GOAL OF THE EXERCISE: If a line in the entries contains the word "this", list it.

*** EXERCISE INPUT ***

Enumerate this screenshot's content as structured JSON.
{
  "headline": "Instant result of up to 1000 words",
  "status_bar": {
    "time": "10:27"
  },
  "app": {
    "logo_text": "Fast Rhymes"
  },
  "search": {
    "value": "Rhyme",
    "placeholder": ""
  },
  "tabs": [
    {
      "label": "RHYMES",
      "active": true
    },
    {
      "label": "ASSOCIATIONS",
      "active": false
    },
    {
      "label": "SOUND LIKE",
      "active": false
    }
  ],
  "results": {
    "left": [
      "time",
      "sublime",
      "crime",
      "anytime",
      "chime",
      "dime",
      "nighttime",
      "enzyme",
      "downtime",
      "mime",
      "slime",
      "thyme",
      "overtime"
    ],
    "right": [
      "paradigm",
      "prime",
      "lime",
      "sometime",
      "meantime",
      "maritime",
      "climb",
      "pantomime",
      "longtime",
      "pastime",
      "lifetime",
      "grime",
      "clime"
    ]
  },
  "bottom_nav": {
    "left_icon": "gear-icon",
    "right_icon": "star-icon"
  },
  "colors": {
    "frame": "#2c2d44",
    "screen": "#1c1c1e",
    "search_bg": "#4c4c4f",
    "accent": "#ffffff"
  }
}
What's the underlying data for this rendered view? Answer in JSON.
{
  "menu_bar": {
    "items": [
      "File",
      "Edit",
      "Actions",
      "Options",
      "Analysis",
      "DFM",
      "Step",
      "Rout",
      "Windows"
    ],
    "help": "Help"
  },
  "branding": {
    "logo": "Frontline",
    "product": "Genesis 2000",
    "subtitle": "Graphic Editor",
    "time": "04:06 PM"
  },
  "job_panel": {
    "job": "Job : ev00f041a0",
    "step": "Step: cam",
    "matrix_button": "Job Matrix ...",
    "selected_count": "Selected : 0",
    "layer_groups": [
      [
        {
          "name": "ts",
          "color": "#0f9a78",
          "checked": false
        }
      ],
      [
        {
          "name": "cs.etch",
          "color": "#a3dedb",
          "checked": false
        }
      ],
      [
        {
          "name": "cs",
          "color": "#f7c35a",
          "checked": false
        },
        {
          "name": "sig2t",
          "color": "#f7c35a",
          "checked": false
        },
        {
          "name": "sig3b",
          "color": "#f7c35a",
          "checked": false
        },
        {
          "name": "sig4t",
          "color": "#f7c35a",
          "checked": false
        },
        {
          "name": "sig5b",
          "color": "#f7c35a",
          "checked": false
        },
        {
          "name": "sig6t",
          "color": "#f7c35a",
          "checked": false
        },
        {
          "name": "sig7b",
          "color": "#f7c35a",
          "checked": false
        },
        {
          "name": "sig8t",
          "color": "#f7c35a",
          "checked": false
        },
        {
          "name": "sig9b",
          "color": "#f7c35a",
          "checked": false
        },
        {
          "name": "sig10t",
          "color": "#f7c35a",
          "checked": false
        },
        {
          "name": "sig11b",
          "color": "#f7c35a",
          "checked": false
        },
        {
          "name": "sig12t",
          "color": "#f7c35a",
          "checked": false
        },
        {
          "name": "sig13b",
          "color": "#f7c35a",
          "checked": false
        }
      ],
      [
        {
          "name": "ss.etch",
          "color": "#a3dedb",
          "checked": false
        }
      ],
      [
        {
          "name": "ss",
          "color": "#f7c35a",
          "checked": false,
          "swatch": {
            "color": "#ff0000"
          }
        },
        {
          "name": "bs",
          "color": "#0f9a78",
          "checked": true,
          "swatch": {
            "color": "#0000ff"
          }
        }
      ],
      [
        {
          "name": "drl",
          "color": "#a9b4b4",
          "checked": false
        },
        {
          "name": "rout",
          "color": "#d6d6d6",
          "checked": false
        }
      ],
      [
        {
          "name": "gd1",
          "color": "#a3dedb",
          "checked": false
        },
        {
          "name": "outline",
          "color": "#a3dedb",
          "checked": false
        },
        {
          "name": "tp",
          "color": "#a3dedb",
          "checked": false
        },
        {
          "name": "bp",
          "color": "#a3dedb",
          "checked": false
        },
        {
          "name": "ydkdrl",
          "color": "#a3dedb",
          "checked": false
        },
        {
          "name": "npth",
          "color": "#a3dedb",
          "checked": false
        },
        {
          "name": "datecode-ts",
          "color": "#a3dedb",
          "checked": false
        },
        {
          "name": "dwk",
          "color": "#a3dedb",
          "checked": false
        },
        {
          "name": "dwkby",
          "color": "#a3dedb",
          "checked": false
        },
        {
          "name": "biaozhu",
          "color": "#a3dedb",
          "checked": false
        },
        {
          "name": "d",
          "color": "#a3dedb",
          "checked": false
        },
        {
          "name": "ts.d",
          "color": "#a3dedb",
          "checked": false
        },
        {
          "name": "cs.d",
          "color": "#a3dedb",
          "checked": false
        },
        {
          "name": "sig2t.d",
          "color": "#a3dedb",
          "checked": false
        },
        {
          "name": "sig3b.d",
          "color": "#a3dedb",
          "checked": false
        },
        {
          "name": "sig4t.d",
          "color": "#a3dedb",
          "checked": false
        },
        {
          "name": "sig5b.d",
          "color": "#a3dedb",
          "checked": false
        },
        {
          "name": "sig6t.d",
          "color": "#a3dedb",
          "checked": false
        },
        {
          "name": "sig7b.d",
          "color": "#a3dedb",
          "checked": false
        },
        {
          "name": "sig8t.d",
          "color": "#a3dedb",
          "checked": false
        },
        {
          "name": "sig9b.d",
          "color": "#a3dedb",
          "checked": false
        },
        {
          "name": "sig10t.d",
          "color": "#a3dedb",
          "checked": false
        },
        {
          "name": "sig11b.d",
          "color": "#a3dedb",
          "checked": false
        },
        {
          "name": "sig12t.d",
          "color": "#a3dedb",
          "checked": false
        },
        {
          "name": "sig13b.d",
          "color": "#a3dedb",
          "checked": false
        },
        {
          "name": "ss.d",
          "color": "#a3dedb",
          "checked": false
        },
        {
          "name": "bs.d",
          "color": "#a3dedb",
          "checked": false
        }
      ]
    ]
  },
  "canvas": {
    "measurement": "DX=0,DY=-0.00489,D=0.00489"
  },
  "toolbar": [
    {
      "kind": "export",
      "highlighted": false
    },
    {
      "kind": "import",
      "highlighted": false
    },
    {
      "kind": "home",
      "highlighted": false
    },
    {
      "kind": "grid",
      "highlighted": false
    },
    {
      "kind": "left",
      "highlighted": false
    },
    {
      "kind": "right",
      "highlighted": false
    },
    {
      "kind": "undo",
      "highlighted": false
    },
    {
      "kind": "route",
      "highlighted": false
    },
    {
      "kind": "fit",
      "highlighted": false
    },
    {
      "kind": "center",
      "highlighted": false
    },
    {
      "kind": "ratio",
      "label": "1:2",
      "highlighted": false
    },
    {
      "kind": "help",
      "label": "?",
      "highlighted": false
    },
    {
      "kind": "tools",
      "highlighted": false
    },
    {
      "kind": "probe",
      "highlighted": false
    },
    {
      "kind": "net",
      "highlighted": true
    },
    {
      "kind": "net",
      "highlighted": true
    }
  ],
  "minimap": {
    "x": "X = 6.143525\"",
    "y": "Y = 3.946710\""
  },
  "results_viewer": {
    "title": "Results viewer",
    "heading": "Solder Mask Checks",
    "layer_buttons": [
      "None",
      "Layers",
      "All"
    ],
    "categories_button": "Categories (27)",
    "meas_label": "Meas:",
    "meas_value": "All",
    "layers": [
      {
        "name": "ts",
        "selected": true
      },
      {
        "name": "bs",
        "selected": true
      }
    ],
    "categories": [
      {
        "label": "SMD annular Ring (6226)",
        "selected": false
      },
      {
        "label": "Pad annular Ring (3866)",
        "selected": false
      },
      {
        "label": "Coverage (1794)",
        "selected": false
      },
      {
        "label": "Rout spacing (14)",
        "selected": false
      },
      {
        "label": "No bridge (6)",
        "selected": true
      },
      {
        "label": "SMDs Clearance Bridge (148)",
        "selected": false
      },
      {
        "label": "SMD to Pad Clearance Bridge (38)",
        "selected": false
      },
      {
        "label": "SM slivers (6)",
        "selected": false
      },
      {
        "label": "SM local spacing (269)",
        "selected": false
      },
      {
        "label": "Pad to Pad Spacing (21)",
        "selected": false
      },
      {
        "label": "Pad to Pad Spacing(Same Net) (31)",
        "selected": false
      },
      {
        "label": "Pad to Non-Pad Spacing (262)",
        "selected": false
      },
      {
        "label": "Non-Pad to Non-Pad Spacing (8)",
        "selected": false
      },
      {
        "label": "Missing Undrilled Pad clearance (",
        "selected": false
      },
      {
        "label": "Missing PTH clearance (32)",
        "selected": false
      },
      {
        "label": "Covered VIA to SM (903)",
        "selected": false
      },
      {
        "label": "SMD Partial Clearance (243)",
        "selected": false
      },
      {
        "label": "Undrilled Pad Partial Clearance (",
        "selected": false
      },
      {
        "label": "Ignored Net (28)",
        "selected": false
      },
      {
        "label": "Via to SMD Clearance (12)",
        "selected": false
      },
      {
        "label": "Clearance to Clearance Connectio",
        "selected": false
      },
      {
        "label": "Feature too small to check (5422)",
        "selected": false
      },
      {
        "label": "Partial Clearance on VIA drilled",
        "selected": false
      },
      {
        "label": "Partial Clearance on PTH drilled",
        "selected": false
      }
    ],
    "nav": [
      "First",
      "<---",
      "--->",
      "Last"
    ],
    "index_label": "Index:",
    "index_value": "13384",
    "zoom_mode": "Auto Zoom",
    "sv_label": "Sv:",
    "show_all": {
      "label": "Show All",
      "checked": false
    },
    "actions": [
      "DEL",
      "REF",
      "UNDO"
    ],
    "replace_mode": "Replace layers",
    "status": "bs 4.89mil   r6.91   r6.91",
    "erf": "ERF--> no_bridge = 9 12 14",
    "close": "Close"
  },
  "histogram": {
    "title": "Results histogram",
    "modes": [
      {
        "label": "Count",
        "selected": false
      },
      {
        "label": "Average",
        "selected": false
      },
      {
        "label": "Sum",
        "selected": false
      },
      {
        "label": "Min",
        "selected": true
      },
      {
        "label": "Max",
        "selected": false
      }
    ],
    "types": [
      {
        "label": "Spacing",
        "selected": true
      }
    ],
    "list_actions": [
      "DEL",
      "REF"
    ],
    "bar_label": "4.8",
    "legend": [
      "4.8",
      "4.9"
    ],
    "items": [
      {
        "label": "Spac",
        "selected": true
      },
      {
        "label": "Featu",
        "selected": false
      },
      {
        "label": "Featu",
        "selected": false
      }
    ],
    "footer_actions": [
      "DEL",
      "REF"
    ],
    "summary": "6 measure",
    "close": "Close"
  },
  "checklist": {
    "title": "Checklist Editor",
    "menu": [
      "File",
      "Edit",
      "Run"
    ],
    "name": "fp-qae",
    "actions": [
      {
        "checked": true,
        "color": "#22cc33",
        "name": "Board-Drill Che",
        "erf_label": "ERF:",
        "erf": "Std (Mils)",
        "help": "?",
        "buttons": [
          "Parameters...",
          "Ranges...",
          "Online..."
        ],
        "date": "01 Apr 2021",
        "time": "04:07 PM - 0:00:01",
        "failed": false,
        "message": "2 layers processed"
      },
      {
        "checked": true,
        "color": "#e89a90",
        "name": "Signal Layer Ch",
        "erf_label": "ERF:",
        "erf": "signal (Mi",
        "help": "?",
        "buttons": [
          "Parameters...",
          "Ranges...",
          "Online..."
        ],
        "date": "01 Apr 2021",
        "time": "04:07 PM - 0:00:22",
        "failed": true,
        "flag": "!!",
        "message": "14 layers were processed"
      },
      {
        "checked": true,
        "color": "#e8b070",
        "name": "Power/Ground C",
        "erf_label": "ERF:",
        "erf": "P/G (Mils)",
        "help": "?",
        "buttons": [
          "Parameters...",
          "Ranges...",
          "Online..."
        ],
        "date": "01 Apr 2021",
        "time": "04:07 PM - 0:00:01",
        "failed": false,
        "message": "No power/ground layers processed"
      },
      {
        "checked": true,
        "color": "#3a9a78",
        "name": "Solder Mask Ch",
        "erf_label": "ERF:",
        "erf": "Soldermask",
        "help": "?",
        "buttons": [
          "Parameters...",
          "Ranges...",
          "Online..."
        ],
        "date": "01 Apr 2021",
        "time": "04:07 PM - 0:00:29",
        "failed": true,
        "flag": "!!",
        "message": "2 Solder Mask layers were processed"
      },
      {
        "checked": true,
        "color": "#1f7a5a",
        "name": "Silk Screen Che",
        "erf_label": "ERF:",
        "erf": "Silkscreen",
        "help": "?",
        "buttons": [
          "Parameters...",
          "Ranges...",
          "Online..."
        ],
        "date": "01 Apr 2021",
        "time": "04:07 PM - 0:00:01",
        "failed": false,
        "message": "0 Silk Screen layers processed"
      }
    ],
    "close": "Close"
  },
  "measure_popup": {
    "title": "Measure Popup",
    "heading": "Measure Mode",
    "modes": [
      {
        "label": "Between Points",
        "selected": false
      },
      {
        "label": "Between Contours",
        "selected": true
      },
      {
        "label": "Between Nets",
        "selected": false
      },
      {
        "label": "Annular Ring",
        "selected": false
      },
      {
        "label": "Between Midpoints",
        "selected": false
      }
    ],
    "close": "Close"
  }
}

***

ANSWER SECTION:
Enumerate this screenshot's content as structured JSON.
What's the underlying data for this rendered view? Answer in JSON.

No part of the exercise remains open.